> **WHAT YOU HAVE TO DO**:
Locate each line holding the string "Másodlagos" and copy it.

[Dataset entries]
■ ■ ■ ■ ■ ■ ■

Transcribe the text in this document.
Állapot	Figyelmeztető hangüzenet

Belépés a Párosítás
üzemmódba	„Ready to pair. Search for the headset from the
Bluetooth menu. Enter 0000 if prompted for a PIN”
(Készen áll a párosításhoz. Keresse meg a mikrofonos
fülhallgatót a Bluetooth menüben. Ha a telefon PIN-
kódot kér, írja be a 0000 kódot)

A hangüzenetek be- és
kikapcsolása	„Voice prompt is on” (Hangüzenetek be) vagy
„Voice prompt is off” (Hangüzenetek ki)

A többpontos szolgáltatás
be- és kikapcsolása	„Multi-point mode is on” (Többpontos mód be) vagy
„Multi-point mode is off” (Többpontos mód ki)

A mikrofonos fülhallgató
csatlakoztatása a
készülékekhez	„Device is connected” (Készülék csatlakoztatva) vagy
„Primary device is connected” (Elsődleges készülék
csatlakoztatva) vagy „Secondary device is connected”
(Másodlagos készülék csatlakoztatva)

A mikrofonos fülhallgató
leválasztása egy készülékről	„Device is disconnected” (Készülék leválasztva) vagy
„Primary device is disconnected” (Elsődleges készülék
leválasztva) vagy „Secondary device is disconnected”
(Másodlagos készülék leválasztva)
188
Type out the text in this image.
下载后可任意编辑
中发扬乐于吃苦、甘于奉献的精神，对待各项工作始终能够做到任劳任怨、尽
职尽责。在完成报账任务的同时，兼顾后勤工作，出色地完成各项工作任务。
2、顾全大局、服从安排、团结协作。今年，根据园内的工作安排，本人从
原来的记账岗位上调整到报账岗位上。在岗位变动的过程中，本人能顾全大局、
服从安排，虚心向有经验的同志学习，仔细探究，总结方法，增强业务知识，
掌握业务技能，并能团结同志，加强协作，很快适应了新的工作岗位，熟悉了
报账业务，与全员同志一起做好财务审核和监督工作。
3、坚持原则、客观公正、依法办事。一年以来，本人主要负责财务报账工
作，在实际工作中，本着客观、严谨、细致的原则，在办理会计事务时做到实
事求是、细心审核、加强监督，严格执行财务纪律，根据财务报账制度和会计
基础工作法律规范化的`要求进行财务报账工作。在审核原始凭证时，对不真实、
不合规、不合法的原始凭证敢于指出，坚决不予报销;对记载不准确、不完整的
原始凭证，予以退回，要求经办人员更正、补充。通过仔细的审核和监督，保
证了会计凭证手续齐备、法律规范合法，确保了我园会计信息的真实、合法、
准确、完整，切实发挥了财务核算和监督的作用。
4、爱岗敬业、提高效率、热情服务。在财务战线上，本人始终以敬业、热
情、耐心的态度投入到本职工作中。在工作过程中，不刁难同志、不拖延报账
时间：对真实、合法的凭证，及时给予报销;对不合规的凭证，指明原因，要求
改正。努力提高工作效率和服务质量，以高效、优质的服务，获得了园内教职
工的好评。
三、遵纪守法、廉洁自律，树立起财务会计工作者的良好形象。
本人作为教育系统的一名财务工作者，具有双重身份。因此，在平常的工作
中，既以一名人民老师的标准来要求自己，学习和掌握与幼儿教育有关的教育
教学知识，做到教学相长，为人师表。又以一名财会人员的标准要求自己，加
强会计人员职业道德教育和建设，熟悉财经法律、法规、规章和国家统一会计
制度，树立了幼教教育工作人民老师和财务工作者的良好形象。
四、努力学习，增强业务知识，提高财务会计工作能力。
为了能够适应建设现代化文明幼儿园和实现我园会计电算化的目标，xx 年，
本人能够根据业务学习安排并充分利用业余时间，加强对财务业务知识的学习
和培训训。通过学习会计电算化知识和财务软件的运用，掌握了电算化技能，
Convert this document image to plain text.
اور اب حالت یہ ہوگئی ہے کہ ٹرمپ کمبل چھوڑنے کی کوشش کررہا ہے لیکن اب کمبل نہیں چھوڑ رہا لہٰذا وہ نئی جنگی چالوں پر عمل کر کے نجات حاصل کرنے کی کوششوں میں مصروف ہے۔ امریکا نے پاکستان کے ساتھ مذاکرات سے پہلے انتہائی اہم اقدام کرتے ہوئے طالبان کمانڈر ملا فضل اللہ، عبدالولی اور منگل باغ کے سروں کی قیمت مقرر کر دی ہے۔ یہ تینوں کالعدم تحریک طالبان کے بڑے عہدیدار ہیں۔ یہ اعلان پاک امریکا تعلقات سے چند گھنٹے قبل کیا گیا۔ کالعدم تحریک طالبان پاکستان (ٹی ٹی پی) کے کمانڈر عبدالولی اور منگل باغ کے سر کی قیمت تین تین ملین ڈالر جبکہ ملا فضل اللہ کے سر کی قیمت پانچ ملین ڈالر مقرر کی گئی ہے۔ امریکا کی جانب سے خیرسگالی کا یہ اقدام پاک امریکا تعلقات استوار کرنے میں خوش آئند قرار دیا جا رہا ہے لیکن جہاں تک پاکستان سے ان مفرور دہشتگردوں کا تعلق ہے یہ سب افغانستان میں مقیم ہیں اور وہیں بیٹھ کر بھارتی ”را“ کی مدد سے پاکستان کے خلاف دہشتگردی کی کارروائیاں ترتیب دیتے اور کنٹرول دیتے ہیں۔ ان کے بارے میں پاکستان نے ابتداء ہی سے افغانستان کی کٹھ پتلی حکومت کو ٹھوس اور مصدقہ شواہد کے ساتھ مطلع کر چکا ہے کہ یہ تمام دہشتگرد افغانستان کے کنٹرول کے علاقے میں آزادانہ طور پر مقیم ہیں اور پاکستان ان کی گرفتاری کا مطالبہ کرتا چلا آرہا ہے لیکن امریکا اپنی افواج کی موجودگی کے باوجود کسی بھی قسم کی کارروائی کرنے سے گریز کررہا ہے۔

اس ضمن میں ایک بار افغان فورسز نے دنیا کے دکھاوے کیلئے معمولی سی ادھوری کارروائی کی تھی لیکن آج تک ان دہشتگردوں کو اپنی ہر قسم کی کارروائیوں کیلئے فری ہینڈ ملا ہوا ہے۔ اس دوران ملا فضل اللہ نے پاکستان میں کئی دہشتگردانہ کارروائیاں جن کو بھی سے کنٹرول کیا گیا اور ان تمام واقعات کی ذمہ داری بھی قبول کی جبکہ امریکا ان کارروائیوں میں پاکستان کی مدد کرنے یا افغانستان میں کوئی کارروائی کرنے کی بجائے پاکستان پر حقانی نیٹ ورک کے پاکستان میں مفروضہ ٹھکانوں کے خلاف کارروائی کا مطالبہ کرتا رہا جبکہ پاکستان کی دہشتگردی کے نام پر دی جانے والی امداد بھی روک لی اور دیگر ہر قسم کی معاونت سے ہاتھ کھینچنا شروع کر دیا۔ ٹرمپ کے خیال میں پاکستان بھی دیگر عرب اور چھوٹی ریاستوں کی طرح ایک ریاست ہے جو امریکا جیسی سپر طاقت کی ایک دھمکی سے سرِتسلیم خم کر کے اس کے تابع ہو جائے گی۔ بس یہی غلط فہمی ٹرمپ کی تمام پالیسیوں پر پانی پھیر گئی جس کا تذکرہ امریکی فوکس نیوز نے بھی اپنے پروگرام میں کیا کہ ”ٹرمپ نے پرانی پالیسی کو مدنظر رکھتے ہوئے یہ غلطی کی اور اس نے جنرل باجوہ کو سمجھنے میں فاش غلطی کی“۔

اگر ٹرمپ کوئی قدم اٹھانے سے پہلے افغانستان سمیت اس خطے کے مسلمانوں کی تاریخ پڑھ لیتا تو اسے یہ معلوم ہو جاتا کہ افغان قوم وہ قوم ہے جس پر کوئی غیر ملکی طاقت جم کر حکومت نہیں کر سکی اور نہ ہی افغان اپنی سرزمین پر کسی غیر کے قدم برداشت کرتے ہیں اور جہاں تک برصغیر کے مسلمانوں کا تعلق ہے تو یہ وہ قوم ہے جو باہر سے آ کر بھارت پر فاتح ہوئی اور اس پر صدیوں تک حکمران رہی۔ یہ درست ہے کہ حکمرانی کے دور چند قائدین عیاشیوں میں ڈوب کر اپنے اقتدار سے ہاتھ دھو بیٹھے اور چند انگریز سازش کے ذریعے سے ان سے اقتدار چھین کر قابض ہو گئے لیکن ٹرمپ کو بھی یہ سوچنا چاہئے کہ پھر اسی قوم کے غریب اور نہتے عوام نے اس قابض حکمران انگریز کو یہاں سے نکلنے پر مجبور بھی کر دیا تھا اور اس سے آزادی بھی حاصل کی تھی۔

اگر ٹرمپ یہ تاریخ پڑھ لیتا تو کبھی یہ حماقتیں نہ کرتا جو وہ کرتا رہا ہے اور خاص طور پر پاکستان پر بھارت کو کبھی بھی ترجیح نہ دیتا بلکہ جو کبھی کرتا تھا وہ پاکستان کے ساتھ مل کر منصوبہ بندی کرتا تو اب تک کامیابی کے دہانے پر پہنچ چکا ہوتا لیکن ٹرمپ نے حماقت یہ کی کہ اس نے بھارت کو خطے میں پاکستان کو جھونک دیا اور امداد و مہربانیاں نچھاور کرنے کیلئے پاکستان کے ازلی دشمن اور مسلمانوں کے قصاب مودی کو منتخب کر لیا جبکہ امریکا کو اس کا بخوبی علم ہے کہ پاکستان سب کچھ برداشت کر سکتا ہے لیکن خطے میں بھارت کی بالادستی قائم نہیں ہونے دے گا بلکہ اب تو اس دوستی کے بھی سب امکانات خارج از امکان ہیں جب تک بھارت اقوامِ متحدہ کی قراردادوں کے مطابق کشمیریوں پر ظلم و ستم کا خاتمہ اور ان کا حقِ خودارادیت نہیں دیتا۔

■ ■ ■ ■ ■ ■ ■

> **EXERCISE SOLUTION**:
(Másodlagos készülék csatlakoztatva)
(Másodlagos készülék leválasztva)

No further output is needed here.